**The problem**. All lines featuring the string "value" are to be listed.

**Source data**.
____

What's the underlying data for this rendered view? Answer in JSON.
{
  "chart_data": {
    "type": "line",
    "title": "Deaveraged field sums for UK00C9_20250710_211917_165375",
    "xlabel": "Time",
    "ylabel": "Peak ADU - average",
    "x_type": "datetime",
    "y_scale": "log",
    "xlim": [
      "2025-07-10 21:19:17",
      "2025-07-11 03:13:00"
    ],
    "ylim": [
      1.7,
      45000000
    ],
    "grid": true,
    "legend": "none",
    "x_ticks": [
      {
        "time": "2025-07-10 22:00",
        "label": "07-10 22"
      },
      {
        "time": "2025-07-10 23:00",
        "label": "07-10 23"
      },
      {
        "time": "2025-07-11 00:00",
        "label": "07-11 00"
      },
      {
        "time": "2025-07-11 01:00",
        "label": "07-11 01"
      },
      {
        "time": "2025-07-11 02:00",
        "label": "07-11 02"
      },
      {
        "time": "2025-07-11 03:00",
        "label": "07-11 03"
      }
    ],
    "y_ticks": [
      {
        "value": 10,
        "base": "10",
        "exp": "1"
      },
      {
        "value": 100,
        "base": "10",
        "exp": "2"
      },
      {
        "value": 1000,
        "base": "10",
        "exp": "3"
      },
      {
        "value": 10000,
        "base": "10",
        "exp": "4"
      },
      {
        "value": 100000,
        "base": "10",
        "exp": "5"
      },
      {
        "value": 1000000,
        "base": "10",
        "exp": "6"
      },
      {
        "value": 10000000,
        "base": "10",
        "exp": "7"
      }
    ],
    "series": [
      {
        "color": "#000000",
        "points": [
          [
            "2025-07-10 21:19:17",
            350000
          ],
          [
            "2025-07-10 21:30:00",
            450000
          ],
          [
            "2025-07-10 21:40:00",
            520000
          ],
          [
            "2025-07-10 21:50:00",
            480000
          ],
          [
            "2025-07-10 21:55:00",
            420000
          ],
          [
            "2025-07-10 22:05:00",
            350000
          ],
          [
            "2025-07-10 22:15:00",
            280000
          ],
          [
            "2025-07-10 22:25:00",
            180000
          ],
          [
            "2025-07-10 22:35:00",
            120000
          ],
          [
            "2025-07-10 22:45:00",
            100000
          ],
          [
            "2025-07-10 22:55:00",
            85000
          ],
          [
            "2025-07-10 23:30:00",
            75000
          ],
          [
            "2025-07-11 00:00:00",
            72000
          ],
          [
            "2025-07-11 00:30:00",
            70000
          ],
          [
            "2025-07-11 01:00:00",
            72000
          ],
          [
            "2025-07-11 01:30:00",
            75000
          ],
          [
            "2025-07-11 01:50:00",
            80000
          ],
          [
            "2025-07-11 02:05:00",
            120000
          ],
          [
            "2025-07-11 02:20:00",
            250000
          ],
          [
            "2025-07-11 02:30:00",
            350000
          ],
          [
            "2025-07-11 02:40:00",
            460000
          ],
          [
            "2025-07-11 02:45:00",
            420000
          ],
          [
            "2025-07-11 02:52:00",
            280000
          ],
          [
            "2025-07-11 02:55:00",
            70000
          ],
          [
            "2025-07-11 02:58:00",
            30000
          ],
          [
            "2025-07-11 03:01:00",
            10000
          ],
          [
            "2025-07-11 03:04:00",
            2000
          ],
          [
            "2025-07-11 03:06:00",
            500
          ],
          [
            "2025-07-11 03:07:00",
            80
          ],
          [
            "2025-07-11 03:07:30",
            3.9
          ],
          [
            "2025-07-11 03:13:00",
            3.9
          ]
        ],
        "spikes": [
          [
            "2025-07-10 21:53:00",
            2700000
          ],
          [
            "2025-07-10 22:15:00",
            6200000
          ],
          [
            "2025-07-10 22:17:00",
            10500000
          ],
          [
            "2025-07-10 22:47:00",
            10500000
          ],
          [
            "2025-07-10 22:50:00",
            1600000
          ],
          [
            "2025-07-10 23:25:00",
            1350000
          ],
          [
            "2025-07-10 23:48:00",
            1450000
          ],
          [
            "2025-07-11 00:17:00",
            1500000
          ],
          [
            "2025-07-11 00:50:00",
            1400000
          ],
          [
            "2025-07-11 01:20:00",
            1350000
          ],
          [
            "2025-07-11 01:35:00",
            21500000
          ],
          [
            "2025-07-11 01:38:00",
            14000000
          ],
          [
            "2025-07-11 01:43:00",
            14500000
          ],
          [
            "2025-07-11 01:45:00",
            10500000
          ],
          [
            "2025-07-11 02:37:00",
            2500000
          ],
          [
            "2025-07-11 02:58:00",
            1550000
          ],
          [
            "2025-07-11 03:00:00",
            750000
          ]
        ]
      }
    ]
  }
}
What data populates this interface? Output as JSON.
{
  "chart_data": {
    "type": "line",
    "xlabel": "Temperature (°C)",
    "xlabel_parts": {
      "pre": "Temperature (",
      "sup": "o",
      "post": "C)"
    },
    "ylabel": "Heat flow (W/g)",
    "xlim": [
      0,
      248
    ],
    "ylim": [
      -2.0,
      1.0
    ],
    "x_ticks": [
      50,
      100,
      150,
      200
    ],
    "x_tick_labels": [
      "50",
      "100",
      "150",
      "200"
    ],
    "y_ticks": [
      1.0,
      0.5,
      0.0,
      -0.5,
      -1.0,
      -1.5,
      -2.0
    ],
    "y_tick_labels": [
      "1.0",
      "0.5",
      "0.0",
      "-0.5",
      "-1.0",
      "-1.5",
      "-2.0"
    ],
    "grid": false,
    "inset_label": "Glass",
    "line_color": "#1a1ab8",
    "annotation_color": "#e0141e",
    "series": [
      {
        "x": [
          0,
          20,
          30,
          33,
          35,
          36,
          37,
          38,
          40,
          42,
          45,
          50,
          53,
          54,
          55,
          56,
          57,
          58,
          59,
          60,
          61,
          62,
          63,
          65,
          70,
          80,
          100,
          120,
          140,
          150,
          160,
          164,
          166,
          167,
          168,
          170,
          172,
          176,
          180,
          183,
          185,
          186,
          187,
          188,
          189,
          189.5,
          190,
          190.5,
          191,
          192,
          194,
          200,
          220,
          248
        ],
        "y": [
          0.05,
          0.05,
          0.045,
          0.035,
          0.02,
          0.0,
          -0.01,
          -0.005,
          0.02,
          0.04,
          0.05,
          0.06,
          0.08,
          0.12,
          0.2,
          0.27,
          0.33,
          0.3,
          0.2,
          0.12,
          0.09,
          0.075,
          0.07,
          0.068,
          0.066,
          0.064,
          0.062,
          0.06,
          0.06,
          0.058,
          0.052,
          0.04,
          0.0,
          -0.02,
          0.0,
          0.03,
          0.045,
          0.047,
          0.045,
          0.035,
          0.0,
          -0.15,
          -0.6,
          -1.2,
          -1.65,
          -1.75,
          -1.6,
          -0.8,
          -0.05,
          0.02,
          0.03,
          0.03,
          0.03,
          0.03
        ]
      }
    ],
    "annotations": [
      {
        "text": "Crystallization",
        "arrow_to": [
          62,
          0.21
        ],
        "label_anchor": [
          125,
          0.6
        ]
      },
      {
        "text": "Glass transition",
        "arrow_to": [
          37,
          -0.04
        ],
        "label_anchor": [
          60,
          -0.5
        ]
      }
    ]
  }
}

____

**Right answer**.
        "value": 10,
        "value": 100,
        "value": 1000,
        "value": 10000,
        "value": 100000,
        "value": 1000000,
        "value": 10000000,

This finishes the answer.